Data listing:

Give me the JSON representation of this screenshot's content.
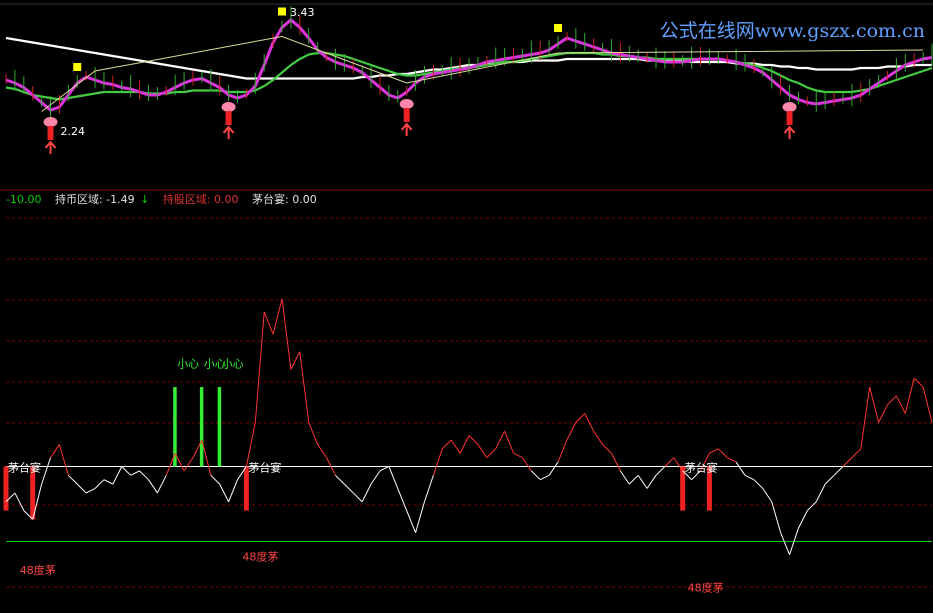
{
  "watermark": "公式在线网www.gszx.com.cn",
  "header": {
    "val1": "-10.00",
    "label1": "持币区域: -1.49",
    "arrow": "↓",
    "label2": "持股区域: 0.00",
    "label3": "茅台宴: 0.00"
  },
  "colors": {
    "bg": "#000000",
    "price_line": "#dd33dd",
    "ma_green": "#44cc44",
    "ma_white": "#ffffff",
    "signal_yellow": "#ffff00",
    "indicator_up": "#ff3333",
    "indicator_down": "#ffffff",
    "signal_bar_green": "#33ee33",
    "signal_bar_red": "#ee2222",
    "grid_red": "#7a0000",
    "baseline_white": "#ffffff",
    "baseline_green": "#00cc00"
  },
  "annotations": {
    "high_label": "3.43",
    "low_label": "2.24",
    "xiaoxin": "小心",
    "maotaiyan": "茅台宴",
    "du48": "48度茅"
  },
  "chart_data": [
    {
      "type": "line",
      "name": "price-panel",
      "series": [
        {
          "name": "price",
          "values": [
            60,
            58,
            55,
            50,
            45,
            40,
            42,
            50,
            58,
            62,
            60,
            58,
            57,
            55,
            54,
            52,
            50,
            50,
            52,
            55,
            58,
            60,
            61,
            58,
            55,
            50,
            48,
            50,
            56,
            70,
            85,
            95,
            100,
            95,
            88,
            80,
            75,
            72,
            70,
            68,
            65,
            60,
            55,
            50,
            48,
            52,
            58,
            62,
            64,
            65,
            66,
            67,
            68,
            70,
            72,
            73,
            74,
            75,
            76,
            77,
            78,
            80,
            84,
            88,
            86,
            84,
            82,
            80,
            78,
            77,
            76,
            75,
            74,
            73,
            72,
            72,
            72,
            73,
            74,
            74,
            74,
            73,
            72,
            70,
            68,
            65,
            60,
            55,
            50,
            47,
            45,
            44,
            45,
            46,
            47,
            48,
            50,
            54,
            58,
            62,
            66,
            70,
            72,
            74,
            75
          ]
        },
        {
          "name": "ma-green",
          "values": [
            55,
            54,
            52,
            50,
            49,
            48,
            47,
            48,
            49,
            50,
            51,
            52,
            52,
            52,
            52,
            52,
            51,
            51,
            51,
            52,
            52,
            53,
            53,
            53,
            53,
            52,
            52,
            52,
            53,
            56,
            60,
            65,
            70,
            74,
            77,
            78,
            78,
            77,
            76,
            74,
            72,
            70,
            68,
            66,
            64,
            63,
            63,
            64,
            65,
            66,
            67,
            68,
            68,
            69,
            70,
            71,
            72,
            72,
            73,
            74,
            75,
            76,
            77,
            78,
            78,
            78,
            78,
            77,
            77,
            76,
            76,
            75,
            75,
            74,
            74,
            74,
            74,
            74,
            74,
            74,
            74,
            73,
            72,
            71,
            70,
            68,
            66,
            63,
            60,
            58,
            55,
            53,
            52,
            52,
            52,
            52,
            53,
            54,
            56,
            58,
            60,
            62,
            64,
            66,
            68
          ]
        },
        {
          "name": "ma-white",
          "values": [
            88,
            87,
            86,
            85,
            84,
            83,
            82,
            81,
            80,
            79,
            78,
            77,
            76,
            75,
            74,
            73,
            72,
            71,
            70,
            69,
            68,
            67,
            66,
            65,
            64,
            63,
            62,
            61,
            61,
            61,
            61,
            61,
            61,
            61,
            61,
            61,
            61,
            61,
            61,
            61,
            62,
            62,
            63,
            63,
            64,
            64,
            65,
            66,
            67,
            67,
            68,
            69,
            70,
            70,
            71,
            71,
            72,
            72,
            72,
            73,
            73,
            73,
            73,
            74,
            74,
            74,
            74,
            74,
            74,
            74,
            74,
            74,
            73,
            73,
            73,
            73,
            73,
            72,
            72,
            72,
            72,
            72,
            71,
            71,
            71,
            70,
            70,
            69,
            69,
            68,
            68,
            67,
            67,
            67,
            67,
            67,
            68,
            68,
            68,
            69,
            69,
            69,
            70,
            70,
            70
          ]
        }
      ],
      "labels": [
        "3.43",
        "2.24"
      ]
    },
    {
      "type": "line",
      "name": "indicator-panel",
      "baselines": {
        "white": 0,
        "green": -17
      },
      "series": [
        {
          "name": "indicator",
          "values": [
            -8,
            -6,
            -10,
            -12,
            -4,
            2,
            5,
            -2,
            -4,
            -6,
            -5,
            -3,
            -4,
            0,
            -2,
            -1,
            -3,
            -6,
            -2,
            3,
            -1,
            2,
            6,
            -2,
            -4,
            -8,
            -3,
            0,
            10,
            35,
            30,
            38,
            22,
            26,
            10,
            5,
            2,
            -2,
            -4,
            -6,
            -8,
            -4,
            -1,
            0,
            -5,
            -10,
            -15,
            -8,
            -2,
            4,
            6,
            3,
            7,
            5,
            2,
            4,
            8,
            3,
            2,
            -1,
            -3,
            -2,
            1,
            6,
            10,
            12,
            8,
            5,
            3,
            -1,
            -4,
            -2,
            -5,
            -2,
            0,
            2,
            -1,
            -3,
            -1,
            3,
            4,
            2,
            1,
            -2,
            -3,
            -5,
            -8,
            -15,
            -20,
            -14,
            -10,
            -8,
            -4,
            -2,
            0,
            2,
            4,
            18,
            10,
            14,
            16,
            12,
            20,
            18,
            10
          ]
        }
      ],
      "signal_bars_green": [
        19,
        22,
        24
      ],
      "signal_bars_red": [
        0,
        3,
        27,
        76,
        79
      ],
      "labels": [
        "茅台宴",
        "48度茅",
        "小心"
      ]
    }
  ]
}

◆ **EXERCISE BRIEF**: Write out all the entries exactly, except for the pictures.

◆ **REPLY**:
Give me the JSON representation of this screenshot's content.
{
  "watermark": "公式在线网www.gszx.com.cn",
  "header": {
    "val1": "-10.00",
    "label1": "持币区域: -1.49",
    "arrow": "↓",
    "label2": "持股区域: 0.00",
    "label3": "茅台宴: 0.00"
  },
  "colors": {
    "bg": "#000000",
    "price_line": "#dd33dd",
    "ma_green": "#44cc44",
    "ma_white": "#ffffff",
    "signal_yellow": "#ffff00",
    "indicator_up": "#ff3333",
    "indicator_down": "#ffffff",
    "signal_bar_green": "#33ee33",
    "signal_bar_red": "#ee2222",
    "grid_red": "#7a0000",
    "baseline_white": "#ffffff",
    "baseline_green": "#00cc00"
  },
  "annotations": {
    "high_label": "3.43",
    "low_label": "2.24",
    "xiaoxin": "小心",
    "maotaiyan": "茅台宴",
    "du48": "48度茅"
  },
  "chart_data": [
    {
      "type": "line",
      "name": "price-panel",
      "series": [
        {
          "name": "price",
          "values": [
            60,
            58,
            55,
            50,
            45,
            40,
            42,
            50,
            58,
            62,
            60,
            58,
            57,
            55,
            54,
            52,
            50,
            50,
            52,
            55,
            58,
            60,
            61,
            58,
            55,
            50,
            48,
            50,
            56,
            70,
            85,
            95,
            100,
            95,
            88,
            80,
            75,
            72,
            70,
            68,
            65,
            60,
            55,
            50,
            48,
            52,
            58,
            62,
            64,
            65,
            66,
            67,
            68,
            70,
            72,
            73,
            74,
            75,
            76,
            77,
            78,
            80,
            84,
            88,
            86,
            84,
            82,
            80,
            78,
            77,
            76,
            75,
            74,
            73,
            72,
            72,
            72,
            73,
            74,
            74,
            74,
            73,
            72,
            70,
            68,
            65,
            60,
            55,
            50,
            47,
            45,
            44,
            45,
            46,
            47,
            48,
            50,
            54,
            58,
            62,
            66,
            70,
            72,
            74,
            75
          ]
        },
        {
          "name": "ma-green",
          "values": [
            55,
            54,
            52,
            50,
            49,
            48,
            47,
            48,
            49,
            50,
            51,
            52,
            52,
            52,
            52,
            52,
            51,
            51,
            51,
            52,
            52,
            53,
            53,
            53,
            53,
            52,
            52,
            52,
            53,
            56,
            60,
            65,
            70,
            74,
            77,
            78,
            78,
            77,
            76,
            74,
            72,
            70,
            68,
            66,
            64,
            63,
            63,
            64,
            65,
            66,
            67,
            68,
            68,
            69,
            70,
            71,
            72,
            72,
            73,
            74,
            75,
            76,
            77,
            78,
            78,
            78,
            78,
            77,
            77,
            76,
            76,
            75,
            75,
            74,
            74,
            74,
            74,
            74,
            74,
            74,
            74,
            73,
            72,
            71,
            70,
            68,
            66,
            63,
            60,
            58,
            55,
            53,
            52,
            52,
            52,
            52,
            53,
            54,
            56,
            58,
            60,
            62,
            64,
            66,
            68
          ]
        },
        {
          "name": "ma-white",
          "values": [
            88,
            87,
            86,
            85,
            84,
            83,
            82,
            81,
            80,
            79,
            78,
            77,
            76,
            75,
            74,
            73,
            72,
            71,
            70,
            69,
            68,
            67,
            66,
            65,
            64,
            63,
            62,
            61,
            61,
            61,
            61,
            61,
            61,
            61,
            61,
            61,
            61,
            61,
            61,
            61,
            62,
            62,
            63,
            63,
            64,
            64,
            65,
            66,
            67,
            67,
            68,
            69,
            70,
            70,
            71,
            71,
            72,
            72,
            72,
            73,
            73,
            73,
            73,
            74,
            74,
            74,
            74,
            74,
            74,
            74,
            74,
            74,
            73,
            73,
            73,
            73,
            73,
            72,
            72,
            72,
            72,
            72,
            71,
            71,
            71,
            70,
            70,
            69,
            69,
            68,
            68,
            67,
            67,
            67,
            67,
            67,
            68,
            68,
            68,
            69,
            69,
            69,
            70,
            70,
            70
          ]
        }
      ],
      "labels": [
        "3.43",
        "2.24"
      ]
    },
    {
      "type": "line",
      "name": "indicator-panel",
      "baselines": {
        "white": 0,
        "green": -17
      },
      "series": [
        {
          "name": "indicator",
          "values": [
            -8,
            -6,
            -10,
            -12,
            -4,
            2,
            5,
            -2,
            -4,
            -6,
            -5,
            -3,
            -4,
            0,
            -2,
            -1,
            -3,
            -6,
            -2,
            3,
            -1,
            2,
            6,
            -2,
            -4,
            -8,
            -3,
            0,
            10,
            35,
            30,
            38,
            22,
            26,
            10,
            5,
            2,
            -2,
            -4,
            -6,
            -8,
            -4,
            -1,
            0,
            -5,
            -10,
            -15,
            -8,
            -2,
            4,
            6,
            3,
            7,
            5,
            2,
            4,
            8,
            3,
            2,
            -1,
            -3,
            -2,
            1,
            6,
            10,
            12,
            8,
            5,
            3,
            -1,
            -4,
            -2,
            -5,
            -2,
            0,
            2,
            -1,
            -3,
            -1,
            3,
            4,
            2,
            1,
            -2,
            -3,
            -5,
            -8,
            -15,
            -20,
            -14,
            -10,
            -8,
            -4,
            -2,
            0,
            2,
            4,
            18,
            10,
            14,
            16,
            12,
            20,
            18,
            10
          ]
        }
      ],
      "signal_bars_green": [
        19,
        22,
        24
      ],
      "signal_bars_red": [
        0,
        3,
        27,
        76,
        79
      ],
      "labels": [
        "茅台宴",
        "48度茅",
        "小心"
      ]
    }
  ]
}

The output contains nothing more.